SOURCE EXTRACT:
# What is the equation, in standard form, for a parabola with the vertex (1,2) and directrix y=-2?

Nov 29, 2016

The equation of the parabola is (x-1)^2=16(y-2

#### Explanation:

The vertex is $\left(a , b\right) = \left(1 , 2\right)$

The directrix is $y = - 2$

The directrix is also $y = b - \frac{p}{2}$

Therefore,

$- 2 = 2 - \frac{p}{2}$

$\frac{p}{2} = 4$

$p = 8$

The focus is $\left(a , b + \frac{p}{2}\right) = \left(1 , 2 + 4\right) = \left(1 , 6\right)$

$b + \frac{p}{2} = 6$

$\frac{p}{2} = 6 - 2 = 4$

$p = 8$

The distance any point $\left(x , y\right)$ on the parabola is equidisdant from the directrix and the focus.

$y + 2 = \sqrt{{\left(x - 1\right)}^{2} + {\left(y - 6\right)}^{2}}$

${\left(y + 2\right)}^{2} = {\left(x - 1\right)}^{2} + {\left(y - 6\right)}^{2}$

${y}^{2} + 4 y + 4 = {\left(x - 1\right)}^{2} + {y}^{2} - 12 y + 36$

$16 y - 32 = {\left(x - 1\right)}^{2}$

${\left(x - 1\right)}^{2} = 16 \left(y - 2\right)$

The equation of the parabola is

${\left(x - 1\right)}^{2} = 16 \left(y - 2\right)$

graph{(x-1)^2=16(y-2) [-10, 10, -5, 5]}

WRITTEN REQUEST: From the parabola solution above, print the passage between "The focus is" and "and the focus.", inclusive.

DATA LINES:
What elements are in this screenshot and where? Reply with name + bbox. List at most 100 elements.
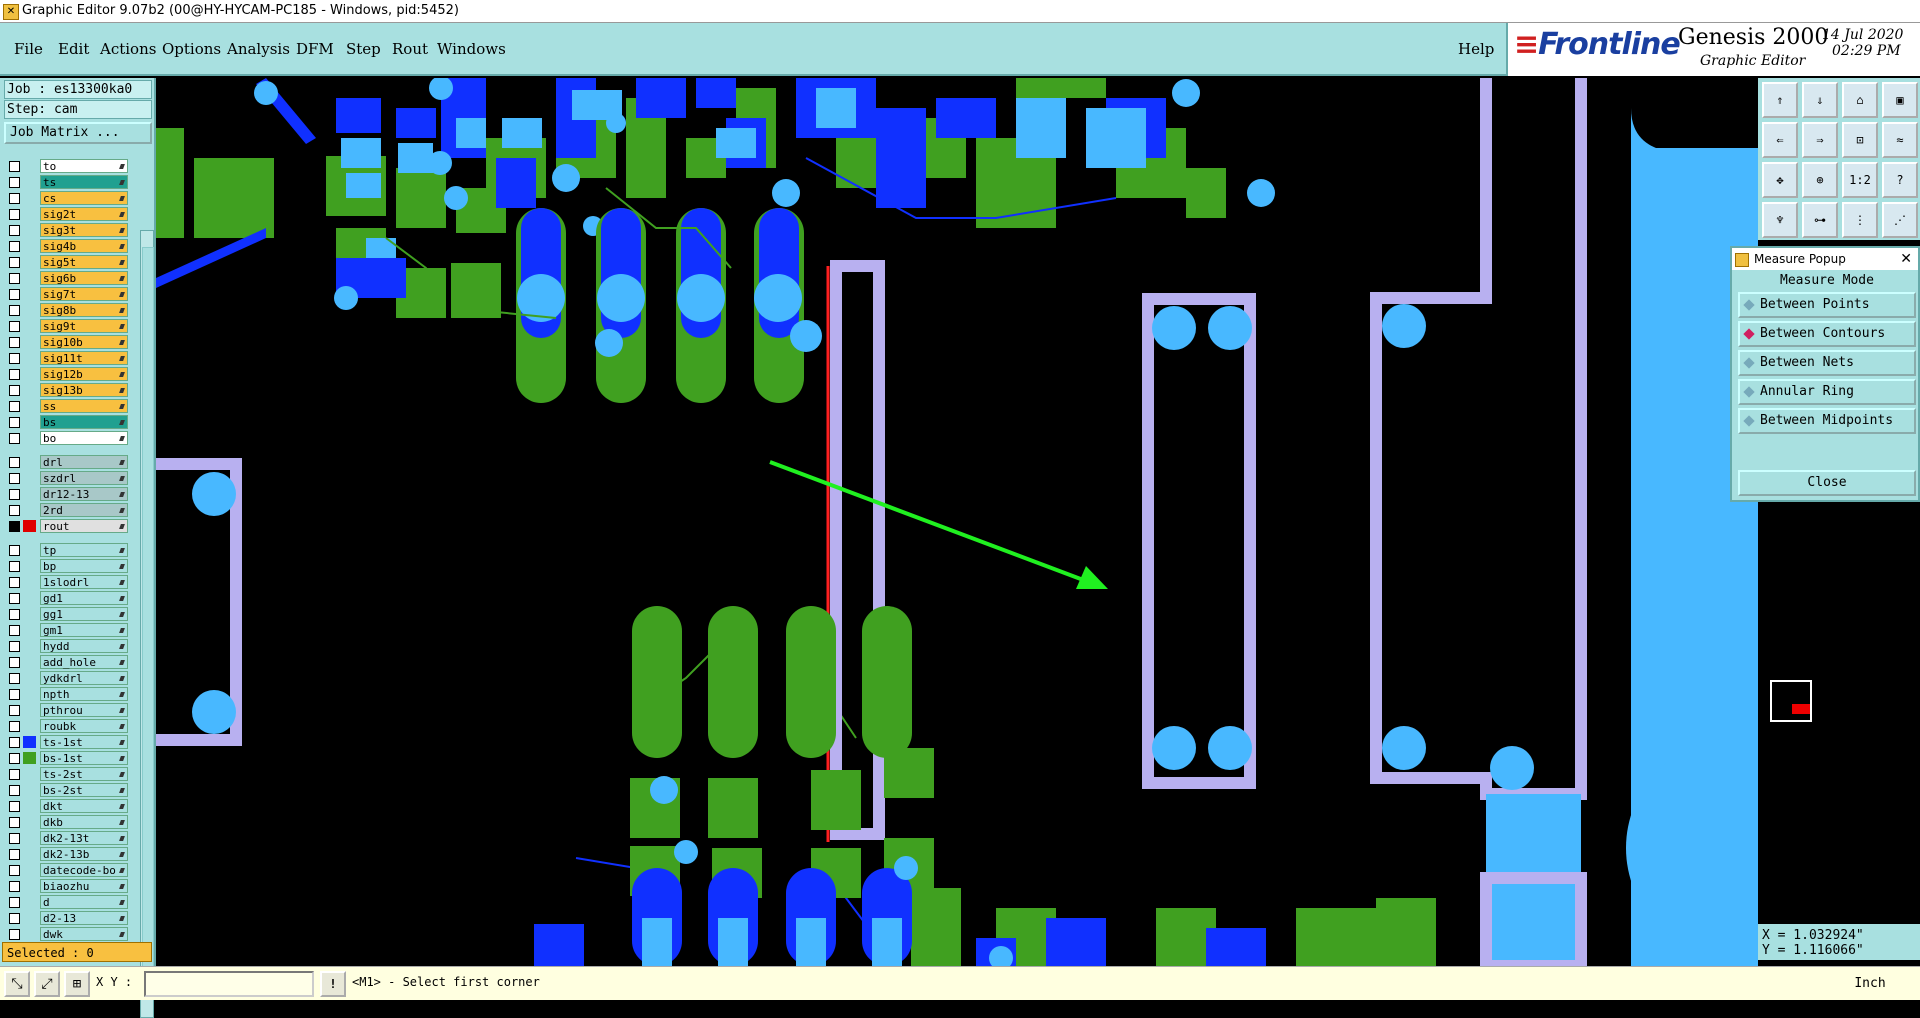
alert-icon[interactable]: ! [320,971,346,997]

TASK ANSWER:
The focus is $\left(a , b + \frac{p}{2}\right) = \left(1 , 2 + 4\right) = \left(1 , 6\right)$

$b + \frac{p}{2} = 6$

$\frac{p}{2} = 6 - 2 = 4$

$p = 8$

The distance any point $\left(x , y\right)$ on the parabola is equidisdant from the directrix and the focus.